» EXTRACTED RECORDS
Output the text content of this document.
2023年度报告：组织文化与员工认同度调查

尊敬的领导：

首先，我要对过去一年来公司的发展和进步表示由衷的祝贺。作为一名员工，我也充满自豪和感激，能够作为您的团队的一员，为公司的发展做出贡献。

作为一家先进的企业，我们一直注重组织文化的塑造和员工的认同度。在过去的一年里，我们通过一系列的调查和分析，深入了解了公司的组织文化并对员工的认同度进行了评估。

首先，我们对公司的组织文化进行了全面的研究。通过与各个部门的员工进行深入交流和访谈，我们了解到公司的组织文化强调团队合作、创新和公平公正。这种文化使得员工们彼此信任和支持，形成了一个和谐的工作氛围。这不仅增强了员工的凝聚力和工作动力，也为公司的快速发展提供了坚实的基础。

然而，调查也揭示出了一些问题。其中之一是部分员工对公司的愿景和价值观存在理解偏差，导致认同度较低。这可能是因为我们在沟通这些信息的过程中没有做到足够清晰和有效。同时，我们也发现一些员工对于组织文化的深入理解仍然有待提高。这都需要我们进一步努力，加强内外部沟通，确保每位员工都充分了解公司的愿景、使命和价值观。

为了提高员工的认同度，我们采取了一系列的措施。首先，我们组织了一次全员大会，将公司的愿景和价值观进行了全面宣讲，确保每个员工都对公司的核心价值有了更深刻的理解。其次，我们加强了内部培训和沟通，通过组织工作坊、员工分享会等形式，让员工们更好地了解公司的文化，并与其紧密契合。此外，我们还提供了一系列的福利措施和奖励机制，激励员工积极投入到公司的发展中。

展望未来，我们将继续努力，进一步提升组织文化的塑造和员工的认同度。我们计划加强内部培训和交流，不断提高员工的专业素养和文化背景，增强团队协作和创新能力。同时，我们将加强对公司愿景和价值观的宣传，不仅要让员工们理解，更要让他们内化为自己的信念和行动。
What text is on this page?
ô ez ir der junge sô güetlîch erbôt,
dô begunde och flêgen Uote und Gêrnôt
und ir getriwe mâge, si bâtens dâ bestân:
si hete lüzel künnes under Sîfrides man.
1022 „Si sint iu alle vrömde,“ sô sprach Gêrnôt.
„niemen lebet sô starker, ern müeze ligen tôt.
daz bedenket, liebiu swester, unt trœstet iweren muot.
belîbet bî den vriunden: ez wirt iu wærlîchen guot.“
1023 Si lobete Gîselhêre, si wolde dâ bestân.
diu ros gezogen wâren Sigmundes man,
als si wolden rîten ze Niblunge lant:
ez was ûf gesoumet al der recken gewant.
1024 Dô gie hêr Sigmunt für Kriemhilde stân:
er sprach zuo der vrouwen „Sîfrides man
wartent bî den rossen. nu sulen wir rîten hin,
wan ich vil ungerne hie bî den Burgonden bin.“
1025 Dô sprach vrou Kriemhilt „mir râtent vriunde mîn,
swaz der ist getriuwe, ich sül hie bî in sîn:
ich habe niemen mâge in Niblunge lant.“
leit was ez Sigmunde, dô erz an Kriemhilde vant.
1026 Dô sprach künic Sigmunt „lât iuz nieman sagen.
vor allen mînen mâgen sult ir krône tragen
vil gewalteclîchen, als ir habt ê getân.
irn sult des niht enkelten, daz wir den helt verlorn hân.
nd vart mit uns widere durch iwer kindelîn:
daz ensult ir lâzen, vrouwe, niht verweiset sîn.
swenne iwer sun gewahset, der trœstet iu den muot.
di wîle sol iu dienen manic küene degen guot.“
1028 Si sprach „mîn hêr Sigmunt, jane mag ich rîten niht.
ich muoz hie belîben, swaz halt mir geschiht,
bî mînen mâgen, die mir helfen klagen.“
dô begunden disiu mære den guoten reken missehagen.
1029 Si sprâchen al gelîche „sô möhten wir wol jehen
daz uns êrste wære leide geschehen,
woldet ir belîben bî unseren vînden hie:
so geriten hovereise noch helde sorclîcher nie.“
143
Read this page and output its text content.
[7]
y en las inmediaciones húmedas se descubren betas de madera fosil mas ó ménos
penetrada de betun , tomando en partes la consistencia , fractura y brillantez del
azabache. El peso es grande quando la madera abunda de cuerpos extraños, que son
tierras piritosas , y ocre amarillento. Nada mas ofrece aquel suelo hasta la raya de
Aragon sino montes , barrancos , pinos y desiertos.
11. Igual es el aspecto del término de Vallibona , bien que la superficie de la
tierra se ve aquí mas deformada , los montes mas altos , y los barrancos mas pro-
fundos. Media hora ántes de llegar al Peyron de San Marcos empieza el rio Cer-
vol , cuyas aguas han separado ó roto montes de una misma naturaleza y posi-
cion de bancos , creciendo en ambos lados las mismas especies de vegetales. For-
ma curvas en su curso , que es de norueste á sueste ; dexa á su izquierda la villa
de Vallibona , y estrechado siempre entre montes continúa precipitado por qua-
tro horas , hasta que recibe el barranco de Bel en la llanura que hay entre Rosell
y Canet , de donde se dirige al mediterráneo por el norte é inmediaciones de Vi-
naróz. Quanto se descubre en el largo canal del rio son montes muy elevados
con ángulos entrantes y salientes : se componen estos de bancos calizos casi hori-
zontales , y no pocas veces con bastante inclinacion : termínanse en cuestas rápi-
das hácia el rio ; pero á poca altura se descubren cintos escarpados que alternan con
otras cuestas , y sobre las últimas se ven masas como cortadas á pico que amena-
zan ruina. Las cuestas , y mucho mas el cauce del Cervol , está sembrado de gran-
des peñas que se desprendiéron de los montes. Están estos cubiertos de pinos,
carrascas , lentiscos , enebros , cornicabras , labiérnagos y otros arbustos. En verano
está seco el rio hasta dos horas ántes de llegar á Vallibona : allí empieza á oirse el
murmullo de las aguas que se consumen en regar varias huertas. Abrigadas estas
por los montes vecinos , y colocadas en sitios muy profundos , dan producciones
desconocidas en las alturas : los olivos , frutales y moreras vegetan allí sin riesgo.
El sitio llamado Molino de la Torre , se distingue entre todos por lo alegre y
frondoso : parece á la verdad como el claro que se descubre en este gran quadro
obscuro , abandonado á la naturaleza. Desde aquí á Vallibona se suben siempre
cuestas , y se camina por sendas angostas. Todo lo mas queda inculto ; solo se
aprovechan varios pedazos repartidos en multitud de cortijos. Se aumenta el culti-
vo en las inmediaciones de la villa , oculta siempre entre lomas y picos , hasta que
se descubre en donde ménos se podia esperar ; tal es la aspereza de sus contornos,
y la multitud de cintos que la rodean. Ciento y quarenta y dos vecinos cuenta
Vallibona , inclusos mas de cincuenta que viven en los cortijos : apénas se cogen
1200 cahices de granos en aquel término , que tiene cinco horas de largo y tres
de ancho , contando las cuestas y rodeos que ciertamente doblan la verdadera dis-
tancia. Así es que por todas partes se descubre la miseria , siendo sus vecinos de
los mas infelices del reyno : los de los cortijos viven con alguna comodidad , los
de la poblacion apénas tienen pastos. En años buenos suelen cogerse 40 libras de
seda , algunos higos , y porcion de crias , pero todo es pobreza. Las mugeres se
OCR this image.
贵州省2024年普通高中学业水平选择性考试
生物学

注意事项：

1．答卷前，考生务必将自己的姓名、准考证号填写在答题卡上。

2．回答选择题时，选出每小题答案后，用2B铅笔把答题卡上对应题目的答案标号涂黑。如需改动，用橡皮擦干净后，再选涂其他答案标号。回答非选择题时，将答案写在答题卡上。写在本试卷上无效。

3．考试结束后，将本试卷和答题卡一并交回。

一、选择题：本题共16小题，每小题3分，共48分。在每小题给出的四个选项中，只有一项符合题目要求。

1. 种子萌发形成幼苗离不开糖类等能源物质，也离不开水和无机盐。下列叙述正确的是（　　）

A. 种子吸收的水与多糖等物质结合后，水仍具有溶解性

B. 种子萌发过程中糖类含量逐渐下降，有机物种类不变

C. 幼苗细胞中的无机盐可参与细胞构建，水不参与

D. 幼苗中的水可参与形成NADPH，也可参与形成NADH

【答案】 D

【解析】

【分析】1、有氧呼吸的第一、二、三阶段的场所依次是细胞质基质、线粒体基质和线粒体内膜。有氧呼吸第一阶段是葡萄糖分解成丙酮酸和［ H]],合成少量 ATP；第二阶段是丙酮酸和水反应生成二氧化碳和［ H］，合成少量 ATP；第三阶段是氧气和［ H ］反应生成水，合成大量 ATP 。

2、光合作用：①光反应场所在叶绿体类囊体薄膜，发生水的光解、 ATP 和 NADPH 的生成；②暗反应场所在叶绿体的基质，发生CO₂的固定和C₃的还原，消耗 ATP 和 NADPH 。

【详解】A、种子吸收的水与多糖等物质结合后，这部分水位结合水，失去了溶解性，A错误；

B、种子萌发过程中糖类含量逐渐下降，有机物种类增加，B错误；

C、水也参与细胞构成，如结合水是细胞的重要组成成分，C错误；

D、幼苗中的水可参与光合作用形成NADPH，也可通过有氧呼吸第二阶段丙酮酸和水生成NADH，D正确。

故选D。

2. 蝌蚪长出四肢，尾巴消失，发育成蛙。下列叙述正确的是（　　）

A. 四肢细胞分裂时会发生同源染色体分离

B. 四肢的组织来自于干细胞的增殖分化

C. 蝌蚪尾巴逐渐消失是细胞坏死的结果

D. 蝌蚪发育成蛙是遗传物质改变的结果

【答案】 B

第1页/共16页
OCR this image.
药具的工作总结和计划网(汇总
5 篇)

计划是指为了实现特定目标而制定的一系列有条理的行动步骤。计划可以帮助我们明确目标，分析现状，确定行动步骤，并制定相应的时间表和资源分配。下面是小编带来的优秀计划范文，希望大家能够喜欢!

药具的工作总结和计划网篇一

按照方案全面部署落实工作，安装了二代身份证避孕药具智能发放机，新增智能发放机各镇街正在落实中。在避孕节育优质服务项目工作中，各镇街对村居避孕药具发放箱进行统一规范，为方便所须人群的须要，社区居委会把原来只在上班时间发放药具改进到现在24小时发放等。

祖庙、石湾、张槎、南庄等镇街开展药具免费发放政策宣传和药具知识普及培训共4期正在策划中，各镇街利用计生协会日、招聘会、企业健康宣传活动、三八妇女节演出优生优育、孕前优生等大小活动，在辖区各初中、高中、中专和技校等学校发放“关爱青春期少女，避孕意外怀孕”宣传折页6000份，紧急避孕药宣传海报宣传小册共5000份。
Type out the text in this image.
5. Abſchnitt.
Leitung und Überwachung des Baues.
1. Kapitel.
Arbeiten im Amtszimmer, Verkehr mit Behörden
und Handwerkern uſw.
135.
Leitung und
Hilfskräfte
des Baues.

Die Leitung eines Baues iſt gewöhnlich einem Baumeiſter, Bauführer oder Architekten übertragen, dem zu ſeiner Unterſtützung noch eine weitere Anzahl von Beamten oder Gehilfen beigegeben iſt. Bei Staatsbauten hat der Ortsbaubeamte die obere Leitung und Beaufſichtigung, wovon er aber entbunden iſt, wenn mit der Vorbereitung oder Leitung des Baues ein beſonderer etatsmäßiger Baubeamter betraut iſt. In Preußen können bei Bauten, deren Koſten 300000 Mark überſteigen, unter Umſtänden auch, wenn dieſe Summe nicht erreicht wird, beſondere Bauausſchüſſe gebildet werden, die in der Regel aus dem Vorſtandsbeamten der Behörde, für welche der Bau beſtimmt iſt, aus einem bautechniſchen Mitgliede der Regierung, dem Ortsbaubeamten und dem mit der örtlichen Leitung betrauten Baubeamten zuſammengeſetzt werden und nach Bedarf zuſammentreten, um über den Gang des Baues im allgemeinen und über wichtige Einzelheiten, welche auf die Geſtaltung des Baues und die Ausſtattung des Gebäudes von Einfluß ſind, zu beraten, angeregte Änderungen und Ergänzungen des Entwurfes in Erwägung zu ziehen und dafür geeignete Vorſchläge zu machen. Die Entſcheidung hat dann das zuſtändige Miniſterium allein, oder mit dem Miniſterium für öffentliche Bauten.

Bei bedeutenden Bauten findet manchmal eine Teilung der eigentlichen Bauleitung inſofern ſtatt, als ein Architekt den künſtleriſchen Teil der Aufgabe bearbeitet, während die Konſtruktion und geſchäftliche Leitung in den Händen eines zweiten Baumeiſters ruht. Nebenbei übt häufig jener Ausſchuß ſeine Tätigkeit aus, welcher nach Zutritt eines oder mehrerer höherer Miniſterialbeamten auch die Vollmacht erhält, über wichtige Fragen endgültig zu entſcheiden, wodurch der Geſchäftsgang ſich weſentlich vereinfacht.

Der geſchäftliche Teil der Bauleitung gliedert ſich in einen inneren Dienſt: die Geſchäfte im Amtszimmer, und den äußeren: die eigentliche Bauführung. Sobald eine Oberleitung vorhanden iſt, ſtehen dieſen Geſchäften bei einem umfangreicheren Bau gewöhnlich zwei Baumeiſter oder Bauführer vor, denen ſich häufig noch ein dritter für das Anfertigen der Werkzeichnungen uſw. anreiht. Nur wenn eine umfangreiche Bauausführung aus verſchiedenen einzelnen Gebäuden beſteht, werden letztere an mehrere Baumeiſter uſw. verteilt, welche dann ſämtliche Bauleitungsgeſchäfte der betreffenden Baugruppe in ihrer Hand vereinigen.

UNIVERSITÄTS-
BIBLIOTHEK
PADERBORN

» TASK DIRECTIONS
Only a number is wanted: how many lines above include "belîben"?

» CORRECT OUTPUT
2